### DIRECTIVE
Exactly repeat the material, dropping every picture from the copy.

### MATERIAL TO PROCESS
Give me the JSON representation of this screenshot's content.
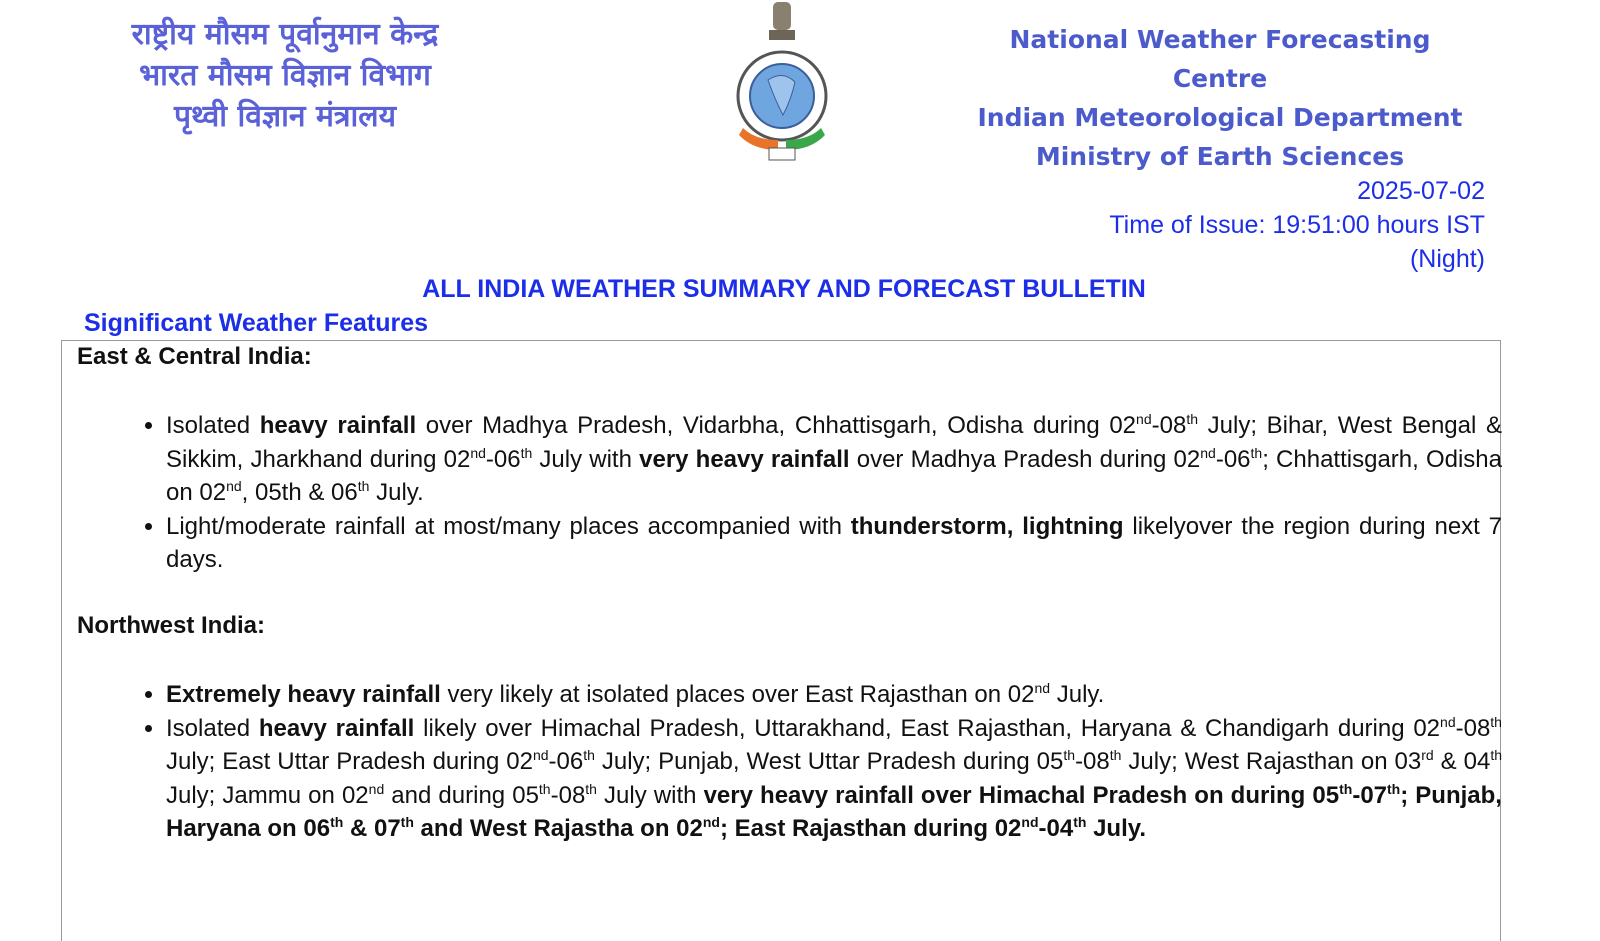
{
  "header": {
    "hindi_lines": [
      "राष्ट्रीय मौसम पूर्वानुमान केन्द्र",
      "भारत मौसम विज्ञान विभाग",
      "पृथ्वी विज्ञान मंत्रालय"
    ],
    "english_lines": [
      "National Weather Forecasting Centre",
      "Indian Meteorological Department",
      "Ministry of Earth Sciences"
    ],
    "emblem_icon": "imd-emblem-icon",
    "colors": {
      "hindi": "#5b62d8",
      "english": "#4c5bcb",
      "accent": "#1c2ee8"
    }
  },
  "issue": {
    "date": "2025-07-02",
    "time": "Time of Issue: 19:51:00 hours IST",
    "period": "(Night)"
  },
  "bulletin_title": "ALL INDIA WEATHER SUMMARY AND FORECAST BULLETIN",
  "section_title": "Significant Weather Features",
  "regions": [
    {
      "name": "East & Central India:",
      "bullets": [
        [
          {
            "t": "Isolated "
          },
          {
            "t": "heavy rainfall",
            "b": true
          },
          {
            "t": " over Madhya Pradesh, Vidarbha, Chhattisgarh, Odisha during 02"
          },
          {
            "s": "nd"
          },
          {
            "t": "-08"
          },
          {
            "s": "th"
          },
          {
            "t": " July; Bihar, West Bengal & Sikkim, Jharkhand during 02"
          },
          {
            "s": "nd"
          },
          {
            "t": "-06"
          },
          {
            "s": "th"
          },
          {
            "t": " July with "
          },
          {
            "t": "very heavy rainfall",
            "b": true
          },
          {
            "t": " over Madhya Pradesh during 02"
          },
          {
            "s": "nd"
          },
          {
            "t": "-06"
          },
          {
            "s": "th"
          },
          {
            "t": "; Chhattisgarh, Odisha on 02"
          },
          {
            "s": "nd"
          },
          {
            "t": ", 05th & 06"
          },
          {
            "s": "th"
          },
          {
            "t": " July."
          }
        ],
        [
          {
            "t": "Light/moderate rainfall at most/many places accompanied with "
          },
          {
            "t": "thunderstorm, lightning",
            "b": true
          },
          {
            "t": " likelyover the region during next 7 days."
          }
        ]
      ]
    },
    {
      "name": "Northwest India:",
      "bullets": [
        [
          {
            "t": "Extremely heavy rainfall",
            "b": true
          },
          {
            "t": "  very likely at isolated places over East Rajasthan on 02"
          },
          {
            "s": "nd"
          },
          {
            "t": " July."
          }
        ],
        [
          {
            "t": "Isolated "
          },
          {
            "t": "heavy rainfall",
            "b": true
          },
          {
            "t": " likely over Himachal Pradesh, Uttarakhand, East Rajasthan, Haryana & Chandigarh during 02"
          },
          {
            "s": "nd"
          },
          {
            "t": "-08"
          },
          {
            "s": "th"
          },
          {
            "t": " July; East Uttar Pradesh during 02"
          },
          {
            "s": "nd"
          },
          {
            "t": "-06"
          },
          {
            "s": "th"
          },
          {
            "t": " July; Punjab, West Uttar Pradesh during 05"
          },
          {
            "s": "th"
          },
          {
            "t": "-08"
          },
          {
            "s": "th"
          },
          {
            "t": " July; West Rajasthan on 03"
          },
          {
            "s": "rd"
          },
          {
            "t": " & 04"
          },
          {
            "s": "th"
          },
          {
            "t": " July; Jammu on 02"
          },
          {
            "s": "nd"
          },
          {
            "t": " and during 05"
          },
          {
            "s": "th"
          },
          {
            "t": "-08"
          },
          {
            "s": "th"
          },
          {
            "t": " July with "
          },
          {
            "t": "very heavy rainfall over Himachal Pradesh on during 05",
            "b": true
          },
          {
            "s": "th",
            "b": true
          },
          {
            "t": "-07",
            "b": true
          },
          {
            "s": "th",
            "b": true
          },
          {
            "t": "; Punjab, Haryana on 06",
            "b": true
          },
          {
            "s": "th",
            "b": true
          },
          {
            "t": " & 07",
            "b": true
          },
          {
            "s": "th",
            "b": true
          },
          {
            "t": " and West Rajastha on 02",
            "b": true
          },
          {
            "s": "nd",
            "b": true
          },
          {
            "t": "; East Rajasthan during 02",
            "b": true
          },
          {
            "s": "nd",
            "b": true
          },
          {
            "t": "-04",
            "b": true
          },
          {
            "s": "th",
            "b": true
          },
          {
            "t": " July.",
            "b": true
          }
        ]
      ]
    }
  ]
}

### RESULT FOR THIS EXERCISE
Give me the JSON representation of this screenshot's content.
{
  "header": {
    "hindi_lines": [
      "राष्ट्रीय मौसम पूर्वानुमान केन्द्र",
      "भारत मौसम विज्ञान विभाग",
      "पृथ्वी विज्ञान मंत्रालय"
    ],
    "english_lines": [
      "National Weather Forecasting Centre",
      "Indian Meteorological Department",
      "Ministry of Earth Sciences"
    ],
    "emblem_icon": "imd-emblem-icon",
    "colors": {
      "hindi": "#5b62d8",
      "english": "#4c5bcb",
      "accent": "#1c2ee8"
    }
  },
  "issue": {
    "date": "2025-07-02",
    "time": "Time of Issue: 19:51:00 hours IST",
    "period": "(Night)"
  },
  "bulletin_title": "ALL INDIA WEATHER SUMMARY AND FORECAST BULLETIN",
  "section_title": "Significant Weather Features",
  "regions": [
    {
      "name": "East & Central India:",
      "bullets": [
        [
          {
            "t": "Isolated "
          },
          {
            "t": "heavy rainfall",
            "b": true
          },
          {
            "t": " over Madhya Pradesh, Vidarbha, Chhattisgarh, Odisha during 02"
          },
          {
            "s": "nd"
          },
          {
            "t": "-08"
          },
          {
            "s": "th"
          },
          {
            "t": " July; Bihar, West Bengal & Sikkim, Jharkhand during 02"
          },
          {
            "s": "nd"
          },
          {
            "t": "-06"
          },
          {
            "s": "th"
          },
          {
            "t": " July with "
          },
          {
            "t": "very heavy rainfall",
            "b": true
          },
          {
            "t": " over Madhya Pradesh during 02"
          },
          {
            "s": "nd"
          },
          {
            "t": "-06"
          },
          {
            "s": "th"
          },
          {
            "t": "; Chhattisgarh, Odisha on 02"
          },
          {
            "s": "nd"
          },
          {
            "t": ", 05th & 06"
          },
          {
            "s": "th"
          },
          {
            "t": " July."
          }
        ],
        [
          {
            "t": "Light/moderate rainfall at most/many places accompanied with "
          },
          {
            "t": "thunderstorm, lightning",
            "b": true
          },
          {
            "t": " likelyover the region during next 7 days."
          }
        ]
      ]
    },
    {
      "name": "Northwest India:",
      "bullets": [
        [
          {
            "t": "Extremely heavy rainfall",
            "b": true
          },
          {
            "t": "  very likely at isolated places over East Rajasthan on 02"
          },
          {
            "s": "nd"
          },
          {
            "t": " July."
          }
        ],
        [
          {
            "t": "Isolated "
          },
          {
            "t": "heavy rainfall",
            "b": true
          },
          {
            "t": " likely over Himachal Pradesh, Uttarakhand, East Rajasthan, Haryana & Chandigarh during 02"
          },
          {
            "s": "nd"
          },
          {
            "t": "-08"
          },
          {
            "s": "th"
          },
          {
            "t": " July; East Uttar Pradesh during 02"
          },
          {
            "s": "nd"
          },
          {
            "t": "-06"
          },
          {
            "s": "th"
          },
          {
            "t": " July; Punjab, West Uttar Pradesh during 05"
          },
          {
            "s": "th"
          },
          {
            "t": "-08"
          },
          {
            "s": "th"
          },
          {
            "t": " July; West Rajasthan on 03"
          },
          {
            "s": "rd"
          },
          {
            "t": " & 04"
          },
          {
            "s": "th"
          },
          {
            "t": " July; Jammu on 02"
          },
          {
            "s": "nd"
          },
          {
            "t": " and during 05"
          },
          {
            "s": "th"
          },
          {
            "t": "-08"
          },
          {
            "s": "th"
          },
          {
            "t": " July with "
          },
          {
            "t": "very heavy rainfall over Himachal Pradesh on during 05",
            "b": true
          },
          {
            "s": "th",
            "b": true
          },
          {
            "t": "-07",
            "b": true
          },
          {
            "s": "th",
            "b": true
          },
          {
            "t": "; Punjab, Haryana on 06",
            "b": true
          },
          {
            "s": "th",
            "b": true
          },
          {
            "t": " & 07",
            "b": true
          },
          {
            "s": "th",
            "b": true
          },
          {
            "t": " and West Rajastha on 02",
            "b": true
          },
          {
            "s": "nd",
            "b": true
          },
          {
            "t": "; East Rajasthan during 02",
            "b": true
          },
          {
            "s": "nd",
            "b": true
          },
          {
            "t": "-04",
            "b": true
          },
          {
            "s": "th",
            "b": true
          },
          {
            "t": " July.",
            "b": true
          }
        ]
      ]
    }
  ]
}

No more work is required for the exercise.